=== EXERCISE AIM ===
Each entry below should be echoed exactly, with pictures omitted.

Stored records

[Start]

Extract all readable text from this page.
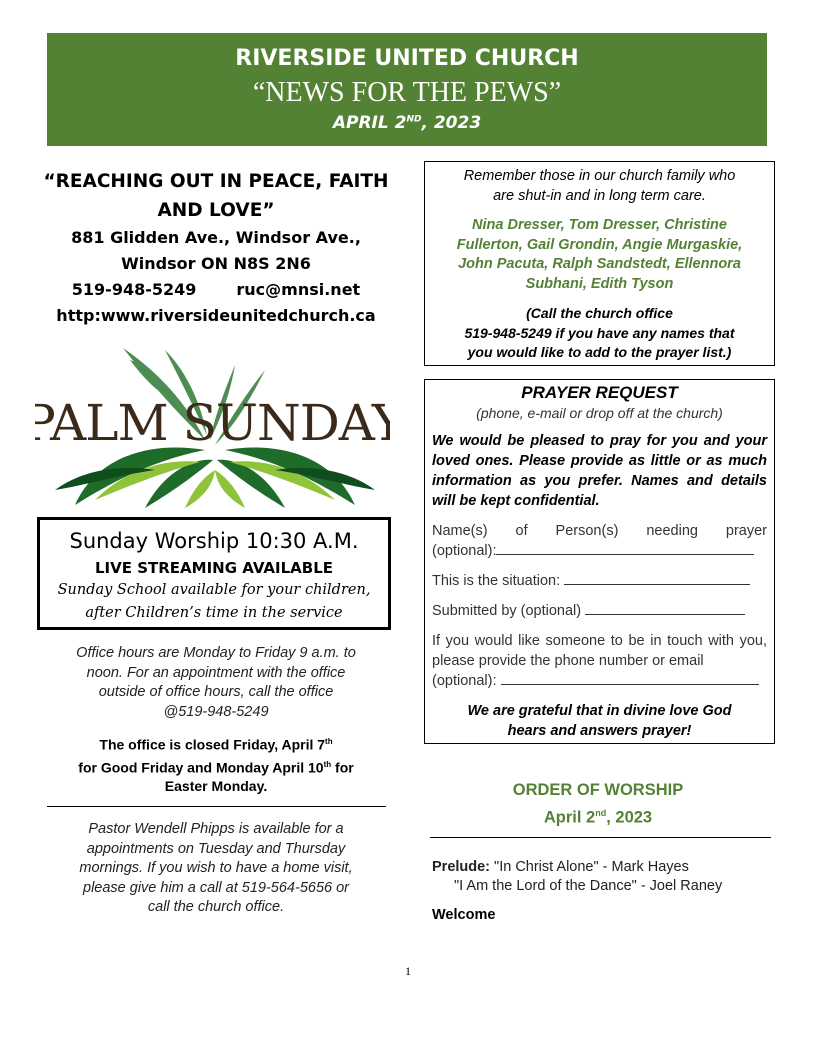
RIVERSIDE UNITED CHURCH
“NEWS FOR THE PEWS”
APRIL 2ND, 2023
“REACHING OUT IN PEACE, FAITH
AND LOVE”
881 Glidden Ave., Windsor Ave.,
Windsor ON N8S 2N6
519-948-5249	ruc@mnsi.net
http:www.riversideunitedchurch.ca
PALM SUNDAY
Sunday Worship 10:30 A.M.
LIVE STREAMING AVAILABLE
Sunday School available for your children,
after Children’s time in the service
Office hours are Monday to Friday 9 a.m. to
noon. For an appointment with the office
outside of office hours, call the office
@519-948-5249
The office is closed Friday, April 7th
for Good Friday and Monday April 10th for
Easter Monday.
Pastor Wendell Phipps is available for a
appointments on Tuesday and Thursday
mornings. If you wish to have a home visit,
please give him a call at 519-564-5656 or
call the church office.
Remember those in our church family who
are shut-in and in long term care.
Nina Dresser, Tom Dresser, Christine
Fullerton, Gail Grondin, Angie Murgaskie,
John Pacuta, Ralph Sandstedt, Ellennora
Subhani, Edith Tyson
(Call the church office
519-948-5249 if you have any names that
you would like to add to the prayer list.)
PRAYER REQUEST
(phone, e-mail or drop off at the church)
We would be pleased to pray for you and your loved ones. Please provide as little or as much information as you prefer. Names and details will be kept confidential.
Name(s) of Person(s) needing prayer
(optional):
This is the situation:
Submitted by (optional)
If you would like someone to be in touch with you, please provide the phone number or email
(optional):
We are grateful that in divine love God
hears and answers prayer!
ORDER OF WORSHIP
April 2nd, 2023
Prelude: "In Christ Alone" - Mark Hayes
"I Am the Lord of the Dance" - Joel Raney
Welcome
1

[End]

=== RESPONSE TO THIS EXERCISE ===
Extract all readable text from this page.
RIVERSIDE UNITED CHURCH
“NEWS FOR THE PEWS”
APRIL 2ND, 2023
“REACHING OUT IN PEACE, FAITH
AND LOVE”
881 Glidden Ave., Windsor Ave.,
Windsor ON N8S 2N6
519-948-5249	ruc@mnsi.net
http:www.riversideunitedchurch.ca
PALM SUNDAY
Sunday Worship 10:30 A.M.
LIVE STREAMING AVAILABLE
Sunday School available for your children,
after Children’s time in the service
Office hours are Monday to Friday 9 a.m. to
noon. For an appointment with the office
outside of office hours, call the office
@519-948-5249
The office is closed Friday, April 7th
for Good Friday and Monday April 10th for
Easter Monday.
Pastor Wendell Phipps is available for a
appointments on Tuesday and Thursday
mornings. If you wish to have a home visit,
please give him a call at 519-564-5656 or
call the church office.
Remember those in our church family who
are shut-in and in long term care.
Nina Dresser, Tom Dresser, Christine
Fullerton, Gail Grondin, Angie Murgaskie,
John Pacuta, Ralph Sandstedt, Ellennora
Subhani, Edith Tyson
(Call the church office
519-948-5249 if you have any names that
you would like to add to the prayer list.)
PRAYER REQUEST
(phone, e-mail or drop off at the church)
We would be pleased to pray for you and your loved ones. Please provide as little or as much information as you prefer. Names and details will be kept confidential.
Name(s) of Person(s) needing prayer
(optional):
This is the situation:
Submitted by (optional)
If you would like someone to be in touch with you, please provide the phone number or email
(optional):
We are grateful that in divine love God
hears and answers prayer!
ORDER OF WORSHIP
April 2nd, 2023
Prelude: "In Christ Alone" - Mark Hayes
"I Am the Lord of the Dance" - Joel Raney
Welcome
1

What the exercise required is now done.